Task requirements => Across the listing below, how many lines contain the string "Marini"? Only the number is needed.

The input =>
______

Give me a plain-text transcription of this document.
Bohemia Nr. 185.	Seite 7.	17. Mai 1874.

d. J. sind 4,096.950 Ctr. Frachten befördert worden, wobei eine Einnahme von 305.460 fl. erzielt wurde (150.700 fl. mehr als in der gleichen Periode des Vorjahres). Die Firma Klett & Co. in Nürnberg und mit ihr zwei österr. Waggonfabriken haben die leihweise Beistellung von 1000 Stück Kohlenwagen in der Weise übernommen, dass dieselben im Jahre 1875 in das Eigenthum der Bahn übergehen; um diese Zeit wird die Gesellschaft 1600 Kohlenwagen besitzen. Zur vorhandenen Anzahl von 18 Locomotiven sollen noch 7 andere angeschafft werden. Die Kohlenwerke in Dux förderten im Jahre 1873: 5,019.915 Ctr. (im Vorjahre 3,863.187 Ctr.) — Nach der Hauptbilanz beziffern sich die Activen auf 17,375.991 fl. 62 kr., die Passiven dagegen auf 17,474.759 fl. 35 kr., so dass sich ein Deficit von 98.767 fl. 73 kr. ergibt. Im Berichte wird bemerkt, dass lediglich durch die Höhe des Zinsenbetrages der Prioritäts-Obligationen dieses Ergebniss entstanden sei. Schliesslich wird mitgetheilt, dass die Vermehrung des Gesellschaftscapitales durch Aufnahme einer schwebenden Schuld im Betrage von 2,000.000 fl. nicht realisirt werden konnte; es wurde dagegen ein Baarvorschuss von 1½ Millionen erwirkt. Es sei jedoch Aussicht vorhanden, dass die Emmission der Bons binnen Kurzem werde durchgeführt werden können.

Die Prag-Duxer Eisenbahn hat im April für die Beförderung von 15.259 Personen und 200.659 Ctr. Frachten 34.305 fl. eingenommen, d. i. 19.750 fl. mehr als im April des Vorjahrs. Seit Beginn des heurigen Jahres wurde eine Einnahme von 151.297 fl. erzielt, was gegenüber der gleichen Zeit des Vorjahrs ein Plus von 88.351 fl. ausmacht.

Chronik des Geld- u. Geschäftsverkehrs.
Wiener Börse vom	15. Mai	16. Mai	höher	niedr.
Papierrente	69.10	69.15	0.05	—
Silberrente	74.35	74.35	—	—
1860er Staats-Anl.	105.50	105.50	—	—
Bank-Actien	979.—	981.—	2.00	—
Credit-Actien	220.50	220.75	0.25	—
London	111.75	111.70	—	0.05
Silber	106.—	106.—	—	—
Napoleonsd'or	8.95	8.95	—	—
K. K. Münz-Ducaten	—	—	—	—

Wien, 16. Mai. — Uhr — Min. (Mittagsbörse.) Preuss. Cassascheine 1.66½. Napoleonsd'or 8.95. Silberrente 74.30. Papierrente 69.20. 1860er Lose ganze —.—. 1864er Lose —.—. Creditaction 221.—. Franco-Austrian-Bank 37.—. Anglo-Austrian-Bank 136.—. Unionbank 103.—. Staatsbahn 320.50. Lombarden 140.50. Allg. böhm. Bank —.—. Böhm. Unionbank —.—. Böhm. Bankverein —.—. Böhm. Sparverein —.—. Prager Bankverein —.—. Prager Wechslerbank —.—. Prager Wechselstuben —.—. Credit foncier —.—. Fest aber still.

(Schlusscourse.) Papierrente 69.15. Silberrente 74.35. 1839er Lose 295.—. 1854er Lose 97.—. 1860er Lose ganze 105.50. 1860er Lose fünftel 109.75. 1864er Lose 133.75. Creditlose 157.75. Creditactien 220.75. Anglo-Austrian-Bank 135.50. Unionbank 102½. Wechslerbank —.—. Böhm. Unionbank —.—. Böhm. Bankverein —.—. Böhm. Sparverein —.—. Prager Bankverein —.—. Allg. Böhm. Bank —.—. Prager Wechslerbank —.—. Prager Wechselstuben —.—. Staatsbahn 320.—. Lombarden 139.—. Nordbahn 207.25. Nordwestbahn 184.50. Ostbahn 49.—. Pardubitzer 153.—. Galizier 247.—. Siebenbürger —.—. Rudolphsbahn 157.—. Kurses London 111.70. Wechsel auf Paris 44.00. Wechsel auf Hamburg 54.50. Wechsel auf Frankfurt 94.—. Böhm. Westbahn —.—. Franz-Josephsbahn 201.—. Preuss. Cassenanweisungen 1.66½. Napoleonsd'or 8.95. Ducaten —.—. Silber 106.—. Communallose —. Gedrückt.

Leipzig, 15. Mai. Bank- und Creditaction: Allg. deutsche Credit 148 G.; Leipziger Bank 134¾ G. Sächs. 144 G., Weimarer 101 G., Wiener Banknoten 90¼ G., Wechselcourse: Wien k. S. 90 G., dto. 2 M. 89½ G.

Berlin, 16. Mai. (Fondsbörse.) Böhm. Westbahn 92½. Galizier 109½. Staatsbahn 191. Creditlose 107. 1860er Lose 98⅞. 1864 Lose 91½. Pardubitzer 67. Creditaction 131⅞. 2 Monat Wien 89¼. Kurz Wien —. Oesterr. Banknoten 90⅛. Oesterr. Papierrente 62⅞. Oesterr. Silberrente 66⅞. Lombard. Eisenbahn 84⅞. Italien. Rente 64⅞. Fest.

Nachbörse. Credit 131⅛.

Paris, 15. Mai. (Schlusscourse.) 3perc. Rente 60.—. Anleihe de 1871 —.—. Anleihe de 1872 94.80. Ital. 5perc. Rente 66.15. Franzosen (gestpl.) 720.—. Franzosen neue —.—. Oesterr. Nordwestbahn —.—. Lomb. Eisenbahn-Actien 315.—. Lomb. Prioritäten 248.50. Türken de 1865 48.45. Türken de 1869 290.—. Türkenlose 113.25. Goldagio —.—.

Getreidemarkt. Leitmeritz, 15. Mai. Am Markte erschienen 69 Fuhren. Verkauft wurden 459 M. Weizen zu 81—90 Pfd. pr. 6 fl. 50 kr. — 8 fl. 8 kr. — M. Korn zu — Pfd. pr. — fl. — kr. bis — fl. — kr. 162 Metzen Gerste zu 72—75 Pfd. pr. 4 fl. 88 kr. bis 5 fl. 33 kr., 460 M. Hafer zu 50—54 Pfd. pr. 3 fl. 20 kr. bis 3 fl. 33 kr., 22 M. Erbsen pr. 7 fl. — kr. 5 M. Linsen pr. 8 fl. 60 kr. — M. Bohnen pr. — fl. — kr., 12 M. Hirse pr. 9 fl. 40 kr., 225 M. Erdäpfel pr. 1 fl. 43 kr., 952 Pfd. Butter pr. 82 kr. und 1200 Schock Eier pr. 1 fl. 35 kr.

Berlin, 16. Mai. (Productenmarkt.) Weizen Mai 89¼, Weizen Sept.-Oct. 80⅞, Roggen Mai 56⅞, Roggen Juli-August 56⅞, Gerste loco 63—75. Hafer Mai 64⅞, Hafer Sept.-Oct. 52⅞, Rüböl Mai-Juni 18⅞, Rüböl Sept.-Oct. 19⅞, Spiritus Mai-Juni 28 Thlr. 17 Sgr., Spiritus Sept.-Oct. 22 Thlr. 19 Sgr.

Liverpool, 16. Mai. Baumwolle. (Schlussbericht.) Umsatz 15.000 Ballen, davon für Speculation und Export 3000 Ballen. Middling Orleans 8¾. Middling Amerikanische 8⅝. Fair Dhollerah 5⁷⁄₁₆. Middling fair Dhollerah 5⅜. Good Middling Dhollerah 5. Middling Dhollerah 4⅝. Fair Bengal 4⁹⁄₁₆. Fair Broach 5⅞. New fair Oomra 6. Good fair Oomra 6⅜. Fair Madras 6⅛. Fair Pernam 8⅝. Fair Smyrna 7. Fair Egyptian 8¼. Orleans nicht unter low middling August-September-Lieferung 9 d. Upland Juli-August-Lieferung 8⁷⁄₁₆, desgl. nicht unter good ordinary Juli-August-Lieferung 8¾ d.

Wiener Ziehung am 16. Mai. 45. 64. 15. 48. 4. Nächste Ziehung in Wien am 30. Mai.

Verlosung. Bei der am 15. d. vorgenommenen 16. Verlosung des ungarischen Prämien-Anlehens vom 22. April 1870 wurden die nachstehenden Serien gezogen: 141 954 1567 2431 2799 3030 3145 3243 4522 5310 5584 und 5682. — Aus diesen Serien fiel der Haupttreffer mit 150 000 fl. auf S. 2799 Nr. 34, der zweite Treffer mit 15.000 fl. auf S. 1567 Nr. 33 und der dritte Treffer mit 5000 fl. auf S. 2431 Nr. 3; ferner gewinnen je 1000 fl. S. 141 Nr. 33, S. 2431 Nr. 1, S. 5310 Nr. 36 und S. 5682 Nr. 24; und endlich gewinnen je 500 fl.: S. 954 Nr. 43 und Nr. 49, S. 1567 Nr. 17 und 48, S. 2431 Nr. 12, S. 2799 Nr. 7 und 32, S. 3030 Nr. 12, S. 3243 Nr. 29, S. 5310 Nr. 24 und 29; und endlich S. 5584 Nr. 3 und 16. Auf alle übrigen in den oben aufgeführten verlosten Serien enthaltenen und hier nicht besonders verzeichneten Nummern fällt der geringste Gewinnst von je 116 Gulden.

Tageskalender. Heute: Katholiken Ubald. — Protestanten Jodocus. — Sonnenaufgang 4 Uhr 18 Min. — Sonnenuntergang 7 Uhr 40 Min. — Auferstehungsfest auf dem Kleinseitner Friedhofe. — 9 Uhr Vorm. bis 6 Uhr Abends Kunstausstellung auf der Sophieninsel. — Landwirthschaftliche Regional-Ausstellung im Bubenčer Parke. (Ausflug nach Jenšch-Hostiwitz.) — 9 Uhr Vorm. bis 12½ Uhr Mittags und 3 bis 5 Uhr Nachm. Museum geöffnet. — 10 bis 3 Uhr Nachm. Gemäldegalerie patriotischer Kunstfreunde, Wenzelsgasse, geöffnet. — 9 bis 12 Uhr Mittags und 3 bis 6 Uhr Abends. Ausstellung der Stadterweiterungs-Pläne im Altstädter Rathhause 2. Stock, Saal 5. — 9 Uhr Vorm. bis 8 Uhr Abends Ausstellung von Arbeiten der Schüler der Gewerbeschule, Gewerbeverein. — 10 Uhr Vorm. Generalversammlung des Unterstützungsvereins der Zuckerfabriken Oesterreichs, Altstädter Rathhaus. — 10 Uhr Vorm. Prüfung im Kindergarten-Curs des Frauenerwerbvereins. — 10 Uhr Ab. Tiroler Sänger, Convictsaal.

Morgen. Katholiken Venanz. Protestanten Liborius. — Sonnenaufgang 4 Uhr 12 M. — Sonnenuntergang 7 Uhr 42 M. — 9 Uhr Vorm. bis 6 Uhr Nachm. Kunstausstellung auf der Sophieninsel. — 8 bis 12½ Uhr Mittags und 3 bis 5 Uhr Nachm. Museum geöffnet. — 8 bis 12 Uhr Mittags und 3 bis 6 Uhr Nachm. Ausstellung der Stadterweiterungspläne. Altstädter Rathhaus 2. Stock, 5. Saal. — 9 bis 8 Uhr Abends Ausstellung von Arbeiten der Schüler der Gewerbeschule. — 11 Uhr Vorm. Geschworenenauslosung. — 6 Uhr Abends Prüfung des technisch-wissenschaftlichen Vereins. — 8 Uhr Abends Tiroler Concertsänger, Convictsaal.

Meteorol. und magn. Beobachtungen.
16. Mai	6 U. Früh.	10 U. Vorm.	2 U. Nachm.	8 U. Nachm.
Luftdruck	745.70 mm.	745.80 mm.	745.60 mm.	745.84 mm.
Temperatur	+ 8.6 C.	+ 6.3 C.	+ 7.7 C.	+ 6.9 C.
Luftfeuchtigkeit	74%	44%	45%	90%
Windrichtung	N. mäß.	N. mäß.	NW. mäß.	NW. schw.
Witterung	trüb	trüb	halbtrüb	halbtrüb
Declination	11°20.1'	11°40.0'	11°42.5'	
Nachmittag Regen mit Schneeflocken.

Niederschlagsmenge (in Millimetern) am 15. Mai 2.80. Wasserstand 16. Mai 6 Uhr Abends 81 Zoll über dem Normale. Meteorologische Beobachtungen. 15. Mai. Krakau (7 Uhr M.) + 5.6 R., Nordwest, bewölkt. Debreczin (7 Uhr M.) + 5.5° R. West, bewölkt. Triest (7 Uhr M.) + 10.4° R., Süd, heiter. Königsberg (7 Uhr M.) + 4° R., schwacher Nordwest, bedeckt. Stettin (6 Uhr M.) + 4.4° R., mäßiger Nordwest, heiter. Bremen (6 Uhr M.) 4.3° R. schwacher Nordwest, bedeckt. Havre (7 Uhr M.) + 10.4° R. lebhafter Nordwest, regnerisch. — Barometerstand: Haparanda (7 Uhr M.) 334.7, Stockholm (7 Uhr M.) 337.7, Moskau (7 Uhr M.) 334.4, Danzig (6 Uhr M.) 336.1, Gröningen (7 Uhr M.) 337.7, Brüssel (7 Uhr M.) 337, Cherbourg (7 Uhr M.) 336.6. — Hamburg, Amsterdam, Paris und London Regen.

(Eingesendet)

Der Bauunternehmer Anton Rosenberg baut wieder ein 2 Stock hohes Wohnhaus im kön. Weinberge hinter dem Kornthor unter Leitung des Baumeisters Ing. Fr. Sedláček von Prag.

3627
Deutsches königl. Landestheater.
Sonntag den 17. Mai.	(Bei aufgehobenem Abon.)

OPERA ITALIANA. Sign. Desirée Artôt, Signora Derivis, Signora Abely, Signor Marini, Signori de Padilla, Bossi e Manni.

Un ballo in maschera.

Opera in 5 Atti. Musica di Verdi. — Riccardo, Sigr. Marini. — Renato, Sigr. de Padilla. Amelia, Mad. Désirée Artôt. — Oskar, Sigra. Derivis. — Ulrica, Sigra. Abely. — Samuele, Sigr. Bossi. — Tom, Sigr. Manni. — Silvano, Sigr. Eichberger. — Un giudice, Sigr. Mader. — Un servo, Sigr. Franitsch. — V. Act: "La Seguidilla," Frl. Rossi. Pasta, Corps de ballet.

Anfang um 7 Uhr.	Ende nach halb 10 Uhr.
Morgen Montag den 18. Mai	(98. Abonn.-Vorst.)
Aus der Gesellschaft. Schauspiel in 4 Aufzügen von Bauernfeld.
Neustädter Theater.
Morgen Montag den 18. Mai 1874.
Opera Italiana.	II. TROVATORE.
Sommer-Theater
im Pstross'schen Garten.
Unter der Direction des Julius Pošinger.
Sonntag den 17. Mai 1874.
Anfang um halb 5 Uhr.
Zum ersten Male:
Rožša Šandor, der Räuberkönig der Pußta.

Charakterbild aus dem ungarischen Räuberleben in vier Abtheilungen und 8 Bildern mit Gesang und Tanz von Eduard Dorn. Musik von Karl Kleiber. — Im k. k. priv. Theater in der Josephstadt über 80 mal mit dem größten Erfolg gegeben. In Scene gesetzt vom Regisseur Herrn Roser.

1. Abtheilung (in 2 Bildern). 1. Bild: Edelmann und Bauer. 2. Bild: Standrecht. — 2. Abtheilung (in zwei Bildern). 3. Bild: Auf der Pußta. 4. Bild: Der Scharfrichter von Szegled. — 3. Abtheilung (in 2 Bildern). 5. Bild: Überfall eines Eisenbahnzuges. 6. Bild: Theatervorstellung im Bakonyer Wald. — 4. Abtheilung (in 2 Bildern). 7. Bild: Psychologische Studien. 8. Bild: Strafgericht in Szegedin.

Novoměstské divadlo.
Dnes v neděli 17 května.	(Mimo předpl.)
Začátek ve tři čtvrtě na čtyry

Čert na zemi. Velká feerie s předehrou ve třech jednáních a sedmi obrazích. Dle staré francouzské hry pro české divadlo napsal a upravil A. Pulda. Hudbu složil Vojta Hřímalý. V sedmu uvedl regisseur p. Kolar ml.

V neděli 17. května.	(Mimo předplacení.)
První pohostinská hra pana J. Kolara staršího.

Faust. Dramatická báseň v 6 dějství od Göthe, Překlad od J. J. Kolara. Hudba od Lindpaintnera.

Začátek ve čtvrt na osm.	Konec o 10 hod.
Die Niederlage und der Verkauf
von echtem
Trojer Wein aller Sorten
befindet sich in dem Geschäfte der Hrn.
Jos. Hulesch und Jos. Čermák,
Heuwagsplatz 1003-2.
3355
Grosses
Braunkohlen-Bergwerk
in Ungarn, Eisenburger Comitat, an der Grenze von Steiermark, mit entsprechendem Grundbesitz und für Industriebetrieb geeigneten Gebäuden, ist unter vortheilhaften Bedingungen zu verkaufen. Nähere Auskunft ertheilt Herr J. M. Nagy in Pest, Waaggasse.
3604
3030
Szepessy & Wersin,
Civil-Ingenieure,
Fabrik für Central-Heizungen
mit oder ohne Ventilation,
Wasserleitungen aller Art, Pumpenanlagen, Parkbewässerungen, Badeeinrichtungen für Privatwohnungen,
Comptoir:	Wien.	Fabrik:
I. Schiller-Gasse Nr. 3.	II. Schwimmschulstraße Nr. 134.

______

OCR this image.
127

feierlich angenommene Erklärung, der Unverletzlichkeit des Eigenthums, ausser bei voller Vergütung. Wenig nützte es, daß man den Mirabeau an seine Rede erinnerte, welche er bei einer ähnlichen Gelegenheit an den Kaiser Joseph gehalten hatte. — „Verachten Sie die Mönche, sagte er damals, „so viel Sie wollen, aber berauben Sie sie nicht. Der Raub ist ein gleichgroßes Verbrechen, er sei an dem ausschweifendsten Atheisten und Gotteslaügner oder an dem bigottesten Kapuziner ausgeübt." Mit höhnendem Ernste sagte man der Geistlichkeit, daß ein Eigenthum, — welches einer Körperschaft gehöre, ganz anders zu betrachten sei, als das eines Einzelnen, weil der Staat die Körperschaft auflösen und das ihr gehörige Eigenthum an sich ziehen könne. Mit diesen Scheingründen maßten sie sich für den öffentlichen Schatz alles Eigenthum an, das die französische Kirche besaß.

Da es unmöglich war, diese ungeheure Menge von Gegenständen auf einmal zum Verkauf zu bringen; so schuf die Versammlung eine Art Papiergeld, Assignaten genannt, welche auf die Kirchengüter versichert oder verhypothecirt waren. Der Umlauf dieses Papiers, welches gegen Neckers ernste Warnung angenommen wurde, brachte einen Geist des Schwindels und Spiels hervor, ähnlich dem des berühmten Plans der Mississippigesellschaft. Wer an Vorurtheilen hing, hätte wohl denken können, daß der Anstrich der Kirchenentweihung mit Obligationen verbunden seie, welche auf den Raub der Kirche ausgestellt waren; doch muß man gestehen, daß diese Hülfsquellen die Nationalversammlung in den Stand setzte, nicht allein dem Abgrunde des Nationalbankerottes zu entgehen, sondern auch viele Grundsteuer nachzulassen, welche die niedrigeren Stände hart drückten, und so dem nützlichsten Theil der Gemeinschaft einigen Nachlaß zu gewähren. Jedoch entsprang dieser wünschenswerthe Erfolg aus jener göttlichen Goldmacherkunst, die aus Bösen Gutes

______

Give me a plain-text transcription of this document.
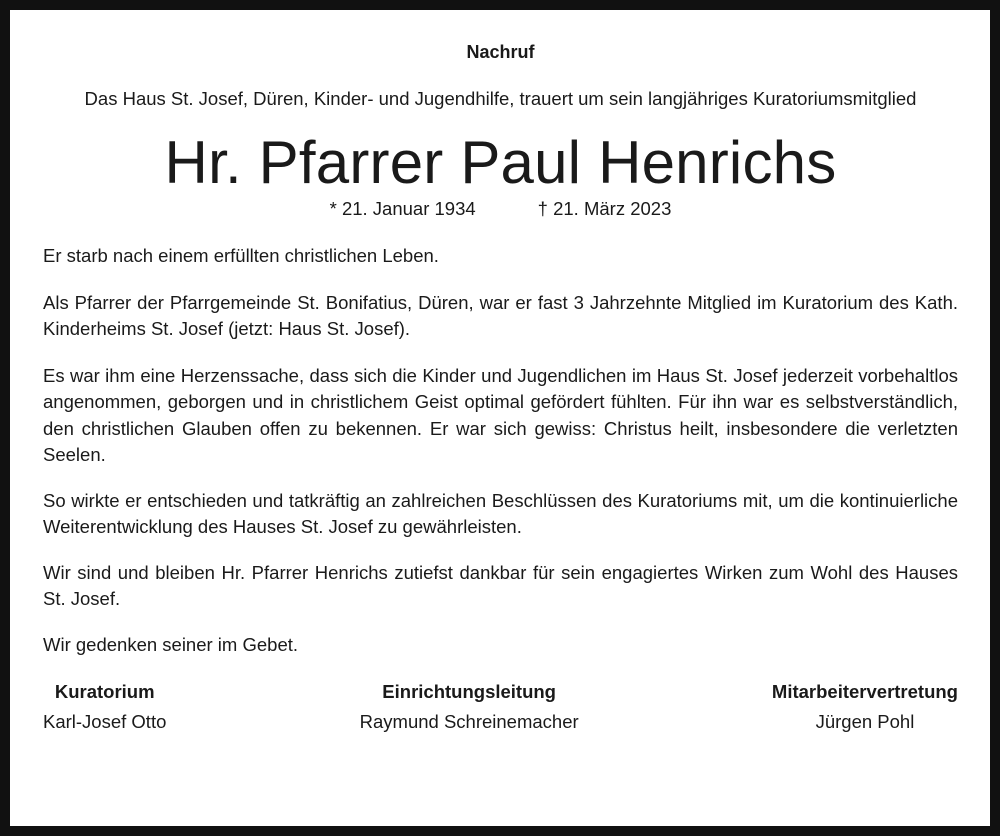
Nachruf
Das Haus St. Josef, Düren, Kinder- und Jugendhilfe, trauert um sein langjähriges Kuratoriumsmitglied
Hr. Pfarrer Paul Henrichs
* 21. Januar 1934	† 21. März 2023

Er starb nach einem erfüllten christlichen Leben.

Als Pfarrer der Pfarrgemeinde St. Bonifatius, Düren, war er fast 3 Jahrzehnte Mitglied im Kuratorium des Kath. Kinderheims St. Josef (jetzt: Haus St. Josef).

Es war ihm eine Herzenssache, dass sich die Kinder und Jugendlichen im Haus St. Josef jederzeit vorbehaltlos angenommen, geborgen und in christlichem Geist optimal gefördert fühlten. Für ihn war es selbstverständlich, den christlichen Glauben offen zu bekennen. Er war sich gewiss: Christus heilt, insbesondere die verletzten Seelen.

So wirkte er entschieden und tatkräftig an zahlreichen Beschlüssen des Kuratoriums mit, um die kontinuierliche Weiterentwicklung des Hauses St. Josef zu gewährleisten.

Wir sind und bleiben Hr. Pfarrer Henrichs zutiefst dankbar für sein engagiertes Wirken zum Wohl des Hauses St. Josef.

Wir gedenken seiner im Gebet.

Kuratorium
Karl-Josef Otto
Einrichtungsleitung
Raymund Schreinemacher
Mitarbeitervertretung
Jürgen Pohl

______

Response box => 2